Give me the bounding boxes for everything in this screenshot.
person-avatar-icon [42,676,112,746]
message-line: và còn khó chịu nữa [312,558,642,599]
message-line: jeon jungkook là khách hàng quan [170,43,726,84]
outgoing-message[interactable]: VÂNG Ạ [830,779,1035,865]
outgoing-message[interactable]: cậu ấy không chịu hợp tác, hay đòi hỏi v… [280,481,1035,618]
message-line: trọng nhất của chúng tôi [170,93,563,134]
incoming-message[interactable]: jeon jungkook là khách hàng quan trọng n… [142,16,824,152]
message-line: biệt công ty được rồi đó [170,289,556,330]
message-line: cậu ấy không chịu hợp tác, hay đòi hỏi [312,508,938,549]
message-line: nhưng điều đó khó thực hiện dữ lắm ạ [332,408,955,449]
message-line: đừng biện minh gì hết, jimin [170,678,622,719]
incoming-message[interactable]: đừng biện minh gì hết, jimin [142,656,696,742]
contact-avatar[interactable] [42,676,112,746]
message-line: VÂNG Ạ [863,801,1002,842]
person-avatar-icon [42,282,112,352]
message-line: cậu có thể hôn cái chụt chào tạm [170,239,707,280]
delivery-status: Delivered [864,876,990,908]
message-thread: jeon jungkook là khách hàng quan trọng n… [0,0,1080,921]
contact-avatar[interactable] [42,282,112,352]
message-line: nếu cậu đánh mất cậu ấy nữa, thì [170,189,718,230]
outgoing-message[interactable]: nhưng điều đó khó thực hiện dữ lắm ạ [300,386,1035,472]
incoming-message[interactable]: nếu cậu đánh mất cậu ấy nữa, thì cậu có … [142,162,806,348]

Problem to work on:
Switch every "message-line" in the material above to "text-line", and leave everything else as it is.

Solution for this task:
Give me the bounding boxes for everything in this screenshot.
person-avatar-icon [42,676,112,746]
text-line: và còn khó chịu nữa [312,558,642,599]
text-line: jeon jungkook là khách hàng quan [170,43,726,84]
outgoing-message[interactable]: VÂNG Ạ [830,779,1035,865]
outgoing-message[interactable]: cậu ấy không chịu hợp tác, hay đòi hỏi v… [280,481,1035,618]
text-line: trọng nhất của chúng tôi [170,93,563,134]
incoming-message[interactable]: jeon jungkook là khách hàng quan trọng n… [142,16,824,152]
text-line: biệt công ty được rồi đó [170,289,556,330]
text-line: cậu ấy không chịu hợp tác, hay đòi hỏi [312,508,938,549]
text-line: nhưng điều đó khó thực hiện dữ lắm ạ [332,408,955,449]
text-line: đừng biện minh gì hết, jimin [170,678,622,719]
incoming-message[interactable]: đừng biện minh gì hết, jimin [142,656,696,742]
contact-avatar[interactable] [42,676,112,746]
text-line: VÂNG Ạ [863,801,1002,842]
person-avatar-icon [42,282,112,352]
text-line: cậu có thể hôn cái chụt chào tạm [170,239,707,280]
delivery-status: Delivered [864,876,990,908]
message-thread: jeon jungkook là khách hàng quan trọng n… [0,0,1080,921]
contact-avatar[interactable] [42,282,112,352]
text-line: nếu cậu đánh mất cậu ấy nữa, thì [170,189,718,230]
outgoing-message[interactable]: nhưng điều đó khó thực hiện dữ lắm ạ [300,386,1035,472]
incoming-message[interactable]: nếu cậu đánh mất cậu ấy nữa, thì cậu có … [142,162,806,348]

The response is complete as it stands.